=== What is required ===
Transcribe the entries exactly; images are not part of the copy.

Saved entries
---*---

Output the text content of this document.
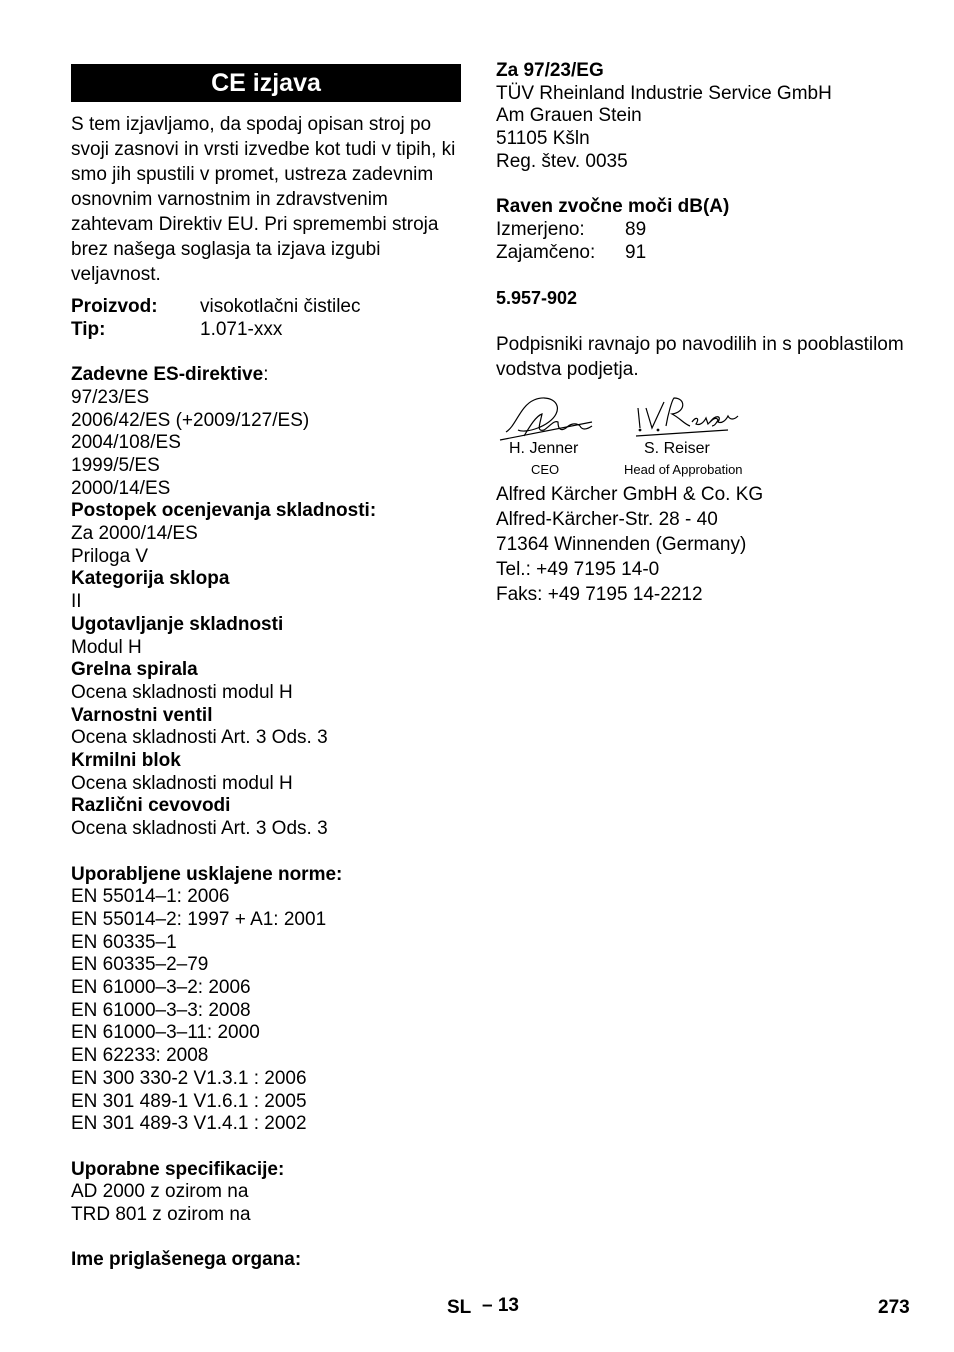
CE izjava
S tem izjavljamo, da spodaj opisan stroj po svoji zasnovi in vrsti izvedbe kot tudi v tipih, ki smo jih spustili v promet, ustreza zadevnim osnovnim varnostnim in zdravstvenim zahtevam Direktiv EU. Pri spremembi stroja brez našega soglasja ta izjava izgubi veljavnost.
Proizvod:	visokotlačni čistilec
Tip:	1.071-xxx
Zadevne ES-direktive:
97/23/ES
2006/42/ES (+2009/127/ES)
2004/108/ES
1999/5/ES
2000/14/ES
Postopek ocenjevanja skladnosti:
Za 2000/14/ES
Priloga V
Kategorija sklopa
II
Ugotavljanje skladnosti
Modul H
Grelna spirala
Ocena skladnosti modul H
Varnostni ventil
Ocena skladnosti Art. 3 Ods. 3
Krmilni blok
Ocena skladnosti modul H
Različni cevovodi
Ocena skladnosti Art. 3 Ods. 3
Uporabljene usklajene norme:
EN 55014–1: 2006
EN 55014–2: 1997 + A1: 2001
EN 60335–1
EN 60335–2–79
EN 61000–3–2: 2006
EN 61000–3–3: 2008
EN 61000–3–11: 2000
EN 62233: 2008
EN 300 330-2 V1.3.1 : 2006
EN 301 489-1 V1.6.1 : 2005
EN 301 489-3 V1.4.1 : 2002
Uporabne specifikacije:
AD 2000 z ozirom na
TRD 801 z ozirom na
Ime priglašenega organa:
Za 97/23/EG
TÜV Rheinland Industrie Service GmbH
Am Grauen Stein
51105 Kšln
Reg. štev. 0035
Raven zvočne moči dB(A)
Izmerjeno:	89
Zajamčeno:	91
5.957-902
Podpisniki ravnajo po navodilih in s pooblastilom vodstva podjetja.
H. Jenner
CEO
S. Reiser
Head of Approbation
Alfred Kärcher GmbH & Co. KG
Alfred-Kärcher-Str. 28 - 40
71364 Winnenden (Germany)
Tel.: +49 7195 14-0
Faks: +49 7195 14-2212
SL – 13	273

---*---

=== Task output ===
Output the text content of this document.
CE izjava
S tem izjavljamo, da spodaj opisan stroj po svoji zasnovi in vrsti izvedbe kot tudi v tipih, ki smo jih spustili v promet, ustreza zadevnim osnovnim varnostnim in zdravstvenim zahtevam Direktiv EU. Pri spremembi stroja brez našega soglasja ta izjava izgubi veljavnost.
Proizvod:	visokotlačni čistilec
Tip:	1.071-xxx
Zadevne ES-direktive:
97/23/ES
2006/42/ES (+2009/127/ES)
2004/108/ES
1999/5/ES
2000/14/ES
Postopek ocenjevanja skladnosti:
Za 2000/14/ES
Priloga V
Kategorija sklopa
II
Ugotavljanje skladnosti
Modul H
Grelna spirala
Ocena skladnosti modul H
Varnostni ventil
Ocena skladnosti Art. 3 Ods. 3
Krmilni blok
Ocena skladnosti modul H
Različni cevovodi
Ocena skladnosti Art. 3 Ods. 3
Uporabljene usklajene norme:
EN 55014–1: 2006
EN 55014–2: 1997 + A1: 2001
EN 60335–1
EN 60335–2–79
EN 61000–3–2: 2006
EN 61000–3–3: 2008
EN 61000–3–11: 2000
EN 62233: 2008
EN 300 330-2 V1.3.1 : 2006
EN 301 489-1 V1.6.1 : 2005
EN 301 489-3 V1.4.1 : 2002
Uporabne specifikacije:
AD 2000 z ozirom na
TRD 801 z ozirom na
Ime priglašenega organa:
Za 97/23/EG
TÜV Rheinland Industrie Service GmbH
Am Grauen Stein
51105 Kšln
Reg. štev. 0035
Raven zvočne moči dB(A)
Izmerjeno:	89
Zajamčeno:	91
5.957-902
Podpisniki ravnajo po navodilih in s pooblastilom vodstva podjetja.
H. Jenner
CEO
S. Reiser
Head of Approbation
Alfred Kärcher GmbH & Co. KG
Alfred-Kärcher-Str. 28 - 40
71364 Winnenden (Germany)
Tel.: +49 7195 14-0
Faks: +49 7195 14-2212
SL – 13	273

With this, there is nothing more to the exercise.